Recorded data:
"""
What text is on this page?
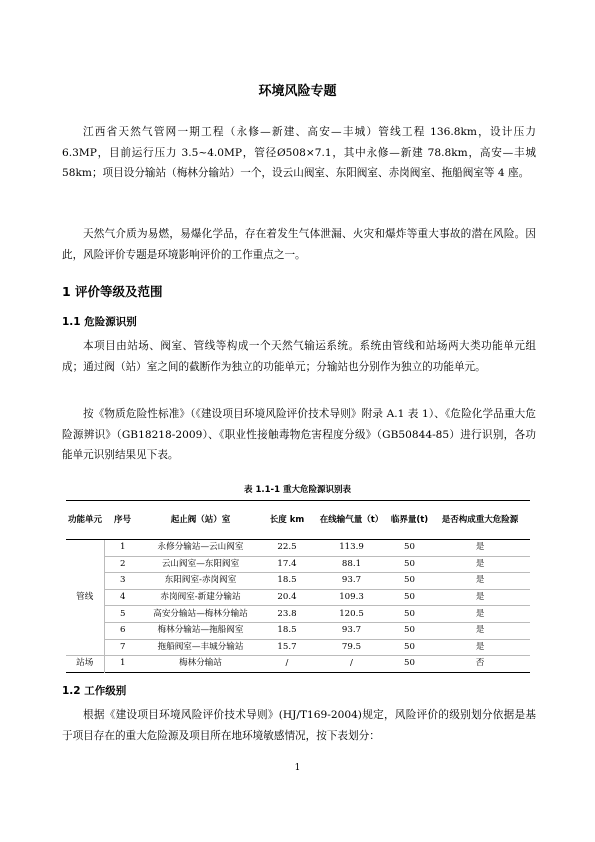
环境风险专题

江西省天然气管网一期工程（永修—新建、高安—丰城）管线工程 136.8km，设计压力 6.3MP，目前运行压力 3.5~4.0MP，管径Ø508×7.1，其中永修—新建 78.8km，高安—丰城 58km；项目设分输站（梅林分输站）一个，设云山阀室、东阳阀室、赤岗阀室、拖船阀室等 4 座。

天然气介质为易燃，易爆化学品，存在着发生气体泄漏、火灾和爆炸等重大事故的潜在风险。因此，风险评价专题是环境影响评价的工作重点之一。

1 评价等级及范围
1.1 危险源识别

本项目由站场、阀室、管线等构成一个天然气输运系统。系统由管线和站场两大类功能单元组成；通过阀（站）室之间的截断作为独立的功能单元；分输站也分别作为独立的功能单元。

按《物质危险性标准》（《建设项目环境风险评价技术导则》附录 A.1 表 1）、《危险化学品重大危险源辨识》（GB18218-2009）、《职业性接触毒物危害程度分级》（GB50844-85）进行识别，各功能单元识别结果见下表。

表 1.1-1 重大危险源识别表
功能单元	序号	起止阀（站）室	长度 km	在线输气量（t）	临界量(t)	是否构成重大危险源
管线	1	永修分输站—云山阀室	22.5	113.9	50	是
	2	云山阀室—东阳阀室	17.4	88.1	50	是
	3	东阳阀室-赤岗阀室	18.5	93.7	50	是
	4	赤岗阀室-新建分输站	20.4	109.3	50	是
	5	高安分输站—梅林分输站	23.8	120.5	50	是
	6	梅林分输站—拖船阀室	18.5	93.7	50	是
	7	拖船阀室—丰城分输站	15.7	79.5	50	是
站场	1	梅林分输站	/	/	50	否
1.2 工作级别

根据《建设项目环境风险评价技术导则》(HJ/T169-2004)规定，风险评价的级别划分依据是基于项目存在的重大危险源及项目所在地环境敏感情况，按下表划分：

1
"""
(Requirements):
Working from the lines above, reproduce the material exactly and exclude its pictures.

(Full solution):
What text is on this page?
环境风险专题

江西省天然气管网一期工程（永修—新建、高安—丰城）管线工程 136.8km，设计压力 6.3MP，目前运行压力 3.5~4.0MP，管径Ø508×7.1，其中永修—新建 78.8km，高安—丰城 58km；项目设分输站（梅林分输站）一个，设云山阀室、东阳阀室、赤岗阀室、拖船阀室等 4 座。

天然气介质为易燃，易爆化学品，存在着发生气体泄漏、火灾和爆炸等重大事故的潜在风险。因此，风险评价专题是环境影响评价的工作重点之一。

1 评价等级及范围
1.1 危险源识别

本项目由站场、阀室、管线等构成一个天然气输运系统。系统由管线和站场两大类功能单元组成；通过阀（站）室之间的截断作为独立的功能单元；分输站也分别作为独立的功能单元。

按《物质危险性标准》（《建设项目环境风险评价技术导则》附录 A.1 表 1）、《危险化学品重大危险源辨识》（GB18218-2009）、《职业性接触毒物危害程度分级》（GB50844-85）进行识别，各功能单元识别结果见下表。

表 1.1-1 重大危险源识别表
功能单元	序号	起止阀（站）室	长度 km	在线输气量（t）	临界量(t)	是否构成重大危险源
管线	1	永修分输站—云山阀室	22.5	113.9	50	是
	2	云山阀室—东阳阀室	17.4	88.1	50	是
	3	东阳阀室-赤岗阀室	18.5	93.7	50	是
	4	赤岗阀室-新建分输站	20.4	109.3	50	是
	5	高安分输站—梅林分输站	23.8	120.5	50	是
	6	梅林分输站—拖船阀室	18.5	93.7	50	是
	7	拖船阀室—丰城分输站	15.7	79.5	50	是
站场	1	梅林分输站	/	/	50	否
1.2 工作级别

根据《建设项目环境风险评价技术导则》(HJ/T169-2004)规定，风险评价的级别划分依据是基于项目存在的重大危险源及项目所在地环境敏感情况，按下表划分：

1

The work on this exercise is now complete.